▶ _WORK TO BE COMPLETED_
Below is a set of records. Repeat all of them exactly.

▶ _SOURCE MATERIAL_

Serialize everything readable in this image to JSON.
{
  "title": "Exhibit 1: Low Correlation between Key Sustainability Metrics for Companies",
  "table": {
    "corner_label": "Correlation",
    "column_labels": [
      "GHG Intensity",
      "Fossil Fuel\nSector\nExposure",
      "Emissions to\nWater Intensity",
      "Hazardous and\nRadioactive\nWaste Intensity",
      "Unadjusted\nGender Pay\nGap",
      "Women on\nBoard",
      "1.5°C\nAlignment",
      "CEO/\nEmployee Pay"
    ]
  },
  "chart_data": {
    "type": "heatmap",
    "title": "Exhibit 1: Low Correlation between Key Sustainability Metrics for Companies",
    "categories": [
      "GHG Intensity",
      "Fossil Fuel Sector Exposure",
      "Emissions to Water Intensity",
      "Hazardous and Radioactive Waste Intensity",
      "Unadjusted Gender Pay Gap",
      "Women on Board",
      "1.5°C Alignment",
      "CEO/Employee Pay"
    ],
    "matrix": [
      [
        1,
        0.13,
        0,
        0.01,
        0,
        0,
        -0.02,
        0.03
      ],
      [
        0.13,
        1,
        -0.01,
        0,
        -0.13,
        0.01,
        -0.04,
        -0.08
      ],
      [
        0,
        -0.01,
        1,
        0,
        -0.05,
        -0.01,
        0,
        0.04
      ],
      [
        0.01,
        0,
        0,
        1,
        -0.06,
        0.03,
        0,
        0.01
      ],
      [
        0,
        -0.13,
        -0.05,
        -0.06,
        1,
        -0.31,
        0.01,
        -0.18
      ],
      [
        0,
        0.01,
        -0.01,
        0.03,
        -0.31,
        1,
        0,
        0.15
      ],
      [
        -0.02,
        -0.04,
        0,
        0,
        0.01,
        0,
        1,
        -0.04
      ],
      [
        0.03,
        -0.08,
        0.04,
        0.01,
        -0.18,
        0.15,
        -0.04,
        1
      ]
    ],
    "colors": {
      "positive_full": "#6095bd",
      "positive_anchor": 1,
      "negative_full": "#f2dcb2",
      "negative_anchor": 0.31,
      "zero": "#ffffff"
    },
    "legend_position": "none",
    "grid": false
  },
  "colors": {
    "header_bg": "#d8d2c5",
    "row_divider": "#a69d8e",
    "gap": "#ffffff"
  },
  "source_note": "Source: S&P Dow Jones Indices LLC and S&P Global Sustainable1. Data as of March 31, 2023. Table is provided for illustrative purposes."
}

▶ _WRITTEN RESPONSE_
Serialize everything readable in this image to JSON.
{
  "title": "Exhibit 1: Low Correlation between Key Sustainability Metrics for Companies",
  "table": {
    "corner_label": "Correlation",
    "column_labels": [
      "GHG Intensity",
      "Fossil Fuel\nSector\nExposure",
      "Emissions to\nWater Intensity",
      "Hazardous and\nRadioactive\nWaste Intensity",
      "Unadjusted\nGender Pay\nGap",
      "Women on\nBoard",
      "1.5°C\nAlignment",
      "CEO/\nEmployee Pay"
    ]
  },
  "chart_data": {
    "type": "heatmap",
    "title": "Exhibit 1: Low Correlation between Key Sustainability Metrics for Companies",
    "categories": [
      "GHG Intensity",
      "Fossil Fuel Sector Exposure",
      "Emissions to Water Intensity",
      "Hazardous and Radioactive Waste Intensity",
      "Unadjusted Gender Pay Gap",
      "Women on Board",
      "1.5°C Alignment",
      "CEO/Employee Pay"
    ],
    "matrix": [
      [
        1,
        0.13,
        0,
        0.01,
        0,
        0,
        -0.02,
        0.03
      ],
      [
        0.13,
        1,
        -0.01,
        0,
        -0.13,
        0.01,
        -0.04,
        -0.08
      ],
      [
        0,
        -0.01,
        1,
        0,
        -0.05,
        -0.01,
        0,
        0.04
      ],
      [
        0.01,
        0,
        0,
        1,
        -0.06,
        0.03,
        0,
        0.01
      ],
      [
        0,
        -0.13,
        -0.05,
        -0.06,
        1,
        -0.31,
        0.01,
        -0.18
      ],
      [
        0,
        0.01,
        -0.01,
        0.03,
        -0.31,
        1,
        0,
        0.15
      ],
      [
        -0.02,
        -0.04,
        0,
        0,
        0.01,
        0,
        1,
        -0.04
      ],
      [
        0.03,
        -0.08,
        0.04,
        0.01,
        -0.18,
        0.15,
        -0.04,
        1
      ]
    ],
    "colors": {
      "positive_full": "#6095bd",
      "positive_anchor": 1,
      "negative_full": "#f2dcb2",
      "negative_anchor": 0.31,
      "zero": "#ffffff"
    },
    "legend_position": "none",
    "grid": false
  },
  "colors": {
    "header_bg": "#d8d2c5",
    "row_divider": "#a69d8e",
    "gap": "#ffffff"
  },
  "source_note": "Source: S&P Dow Jones Indices LLC and S&P Global Sustainable1. Data as of March 31, 2023. Table is provided for illustrative purposes."
}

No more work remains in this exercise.